Instructions to follow
Set the listing down again in full, word for word, with the pictures left out.

Materials provided
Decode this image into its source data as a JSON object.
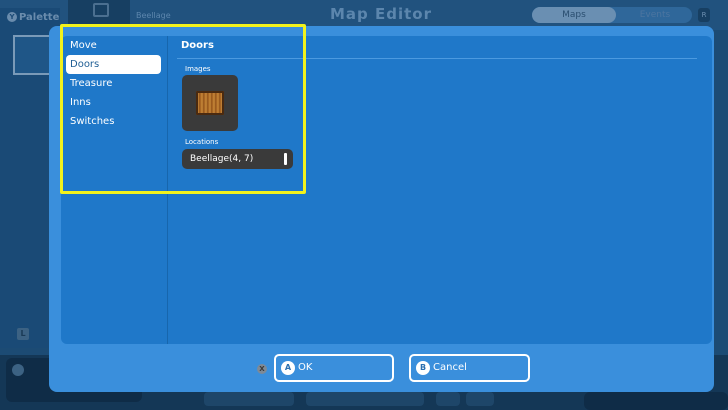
{
  "background": {
    "title": "Map Editor",
    "map_name": "Beellage",
    "tabs": [
      "Maps",
      "Events"
    ],
    "right_badge": "R",
    "palette_label": "Palette",
    "palette_badge": "Y",
    "layer_badge": "L"
  },
  "dialog": {
    "menu": {
      "items": [
        {
          "label": "Move",
          "selected": false
        },
        {
          "label": "Doors",
          "selected": true
        },
        {
          "label": "Treasure",
          "selected": false
        },
        {
          "label": "Inns",
          "selected": false
        },
        {
          "label": "Switches",
          "selected": false
        }
      ]
    },
    "content": {
      "title": "Doors",
      "images_label": "Images",
      "image_icon": "door-icon",
      "locations_label": "Locations",
      "location_value": "Beellage(4, 7)"
    },
    "buttons": {
      "x_badge": "X",
      "ok_badge": "A",
      "ok_label": "OK",
      "cancel_badge": "B",
      "cancel_label": "Cancel"
    }
  },
  "colors": {
    "dialog": "#3a8fdc",
    "panel": "#1f78c9",
    "highlight": "#f2f21c",
    "selected_item_text": "#1f5e94"
  }
}
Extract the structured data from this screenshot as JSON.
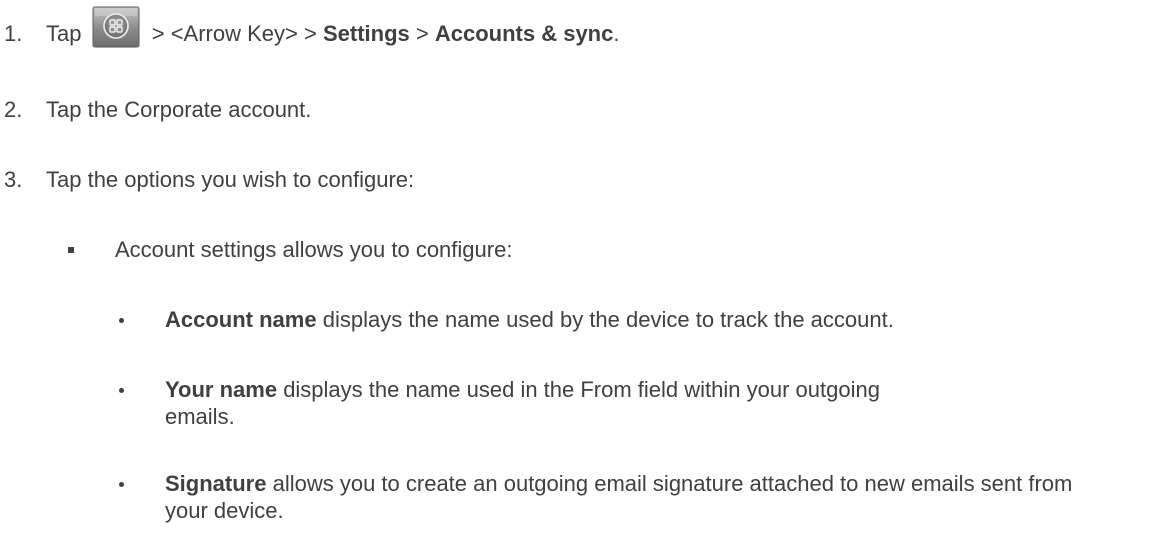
{
  "steps": [
    {
      "number": "1.",
      "prefix": "Tap",
      "between": "> <Arrow Key> >",
      "settings": "Settings",
      "separator": ">",
      "accounts_sync": "Accounts & sync",
      "suffix": ".",
      "icon": "home-key-icon"
    },
    {
      "number": "2.",
      "text": "Tap the Corporate account."
    },
    {
      "number": "3.",
      "text": "Tap the options you wish to configure:"
    }
  ],
  "account_settings": {
    "text": "Account settings allows you to configure:",
    "items": [
      {
        "term": "Account name",
        "description": "displays the name used by the device to track the account."
      },
      {
        "term": "Your name",
        "description": "displays the name used in the From field within your outgoing emails."
      },
      {
        "term": "Signature",
        "description": "allows you to create an outgoing email signature attached to new emails sent from your device."
      }
    ]
  },
  "colors": {
    "text": "#404040",
    "key_background": "#9a9a9a"
  }
}
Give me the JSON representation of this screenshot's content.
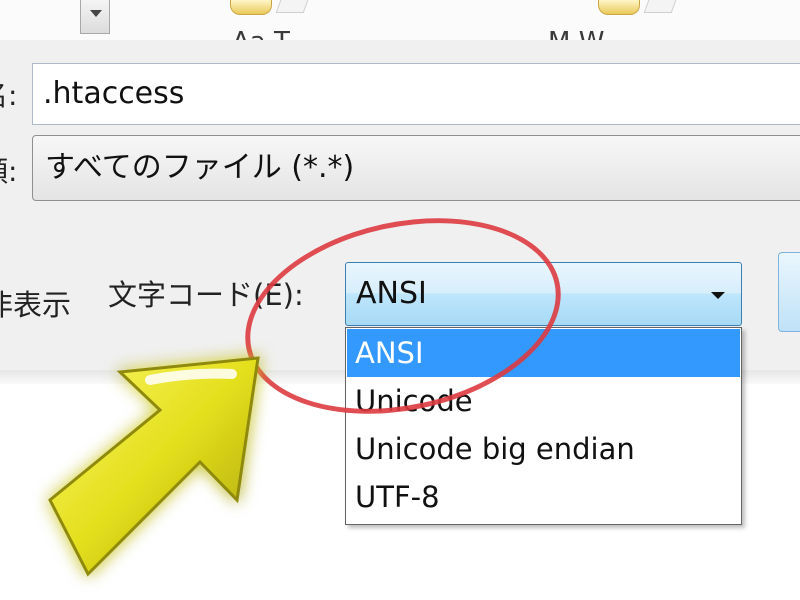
{
  "dialog": {
    "filename_label": "名:",
    "filename_value": ".htaccess",
    "filetype_label": "類:",
    "filetype_value": "すべてのファイル (*.*)",
    "hide_extension_label": "非表示",
    "encoding_label": "文字コード(E):",
    "encoding_value": "ANSI",
    "encoding_options": [
      "ANSI",
      "Unicode",
      "Unicode big endian",
      "UTF-8"
    ],
    "encoding_selected_index": 0
  },
  "top_strip": {
    "cut_text_left": "Aa T",
    "cut_text_right": "M  W"
  },
  "colors": {
    "highlight": "#3399ff",
    "ellipse": "#dd3b40",
    "arrow": "#e4df1c"
  },
  "icons": [
    "chevron-down-icon",
    "folder-icon",
    "document-icon",
    "pointer-arrow-icon"
  ]
}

Exercise solution
Decode this image into its source data as a JSON object.
{
  "background": {
    "title": "Map Editor",
    "map_name": "Beellage",
    "tabs": [
      "Maps",
      "Events"
    ],
    "right_badge": "R",
    "palette_label": "Palette",
    "palette_badge": "Y",
    "layer_badge": "L"
  },
  "dialog": {
    "menu": {
      "items": [
        {
          "label": "Move",
          "selected": false
        },
        {
          "label": "Doors",
          "selected": true
        },
        {
          "label": "Treasure",
          "selected": false
        },
        {
          "label": "Inns",
          "selected": false
        },
        {
          "label": "Switches",
          "selected": false
        }
      ]
    },
    "content": {
      "title": "Doors",
      "images_label": "Images",
      "image_icon": "door-icon",
      "locations_label": "Locations",
      "location_value": "Beellage(4, 7)"
    },
    "buttons": {
      "x_badge": "X",
      "ok_badge": "A",
      "ok_label": "OK",
      "cancel_badge": "B",
      "cancel_label": "Cancel"
    }
  },
  "colors": {
    "dialog": "#3a8fdc",
    "panel": "#1f78c9",
    "highlight": "#f2f21c",
    "selected_item_text": "#1f5e94"
  }
}
Extract the structured data from this screenshot as JSON.
{
  "steps": [
    {
      "number": "1.",
      "prefix": "Tap",
      "between": "> <Arrow Key> >",
      "settings": "Settings",
      "separator": ">",
      "accounts_sync": "Accounts & sync",
      "suffix": ".",
      "icon": "home-key-icon"
    },
    {
      "number": "2.",
      "text": "Tap the Corporate account."
    },
    {
      "number": "3.",
      "text": "Tap the options you wish to configure:"
    }
  ],
  "account_settings": {
    "text": "Account settings allows you to configure:",
    "items": [
      {
        "term": "Account name",
        "description": "displays the name used by the device to track the account."
      },
      {
        "term": "Your name",
        "description": "displays the name used in the From field within your outgoing emails."
      },
      {
        "term": "Signature",
        "description": "allows you to create an outgoing email signature attached to new emails sent from your device."
      }
    ]
  },
  "colors": {
    "text": "#404040",
    "key_background": "#9a9a9a"
  }
}
Give me the JSON representation of this screenshot's content.
{
  "dialog": {
    "filename_label": "名:",
    "filename_value": ".htaccess",
    "filetype_label": "類:",
    "filetype_value": "すべてのファイル (*.*)",
    "hide_extension_label": "非表示",
    "encoding_label": "文字コード(E):",
    "encoding_value": "ANSI",
    "encoding_options": [
      "ANSI",
      "Unicode",
      "Unicode big endian",
      "UTF-8"
    ],
    "encoding_selected_index": 0
  },
  "top_strip": {
    "cut_text_left": "Aa T",
    "cut_text_right": "M  W"
  },
  "colors": {
    "highlight": "#3399ff",
    "ellipse": "#dd3b40",
    "arrow": "#e4df1c"
  },
  "icons": [
    "chevron-down-icon",
    "folder-icon",
    "document-icon",
    "pointer-arrow-icon"
  ]
}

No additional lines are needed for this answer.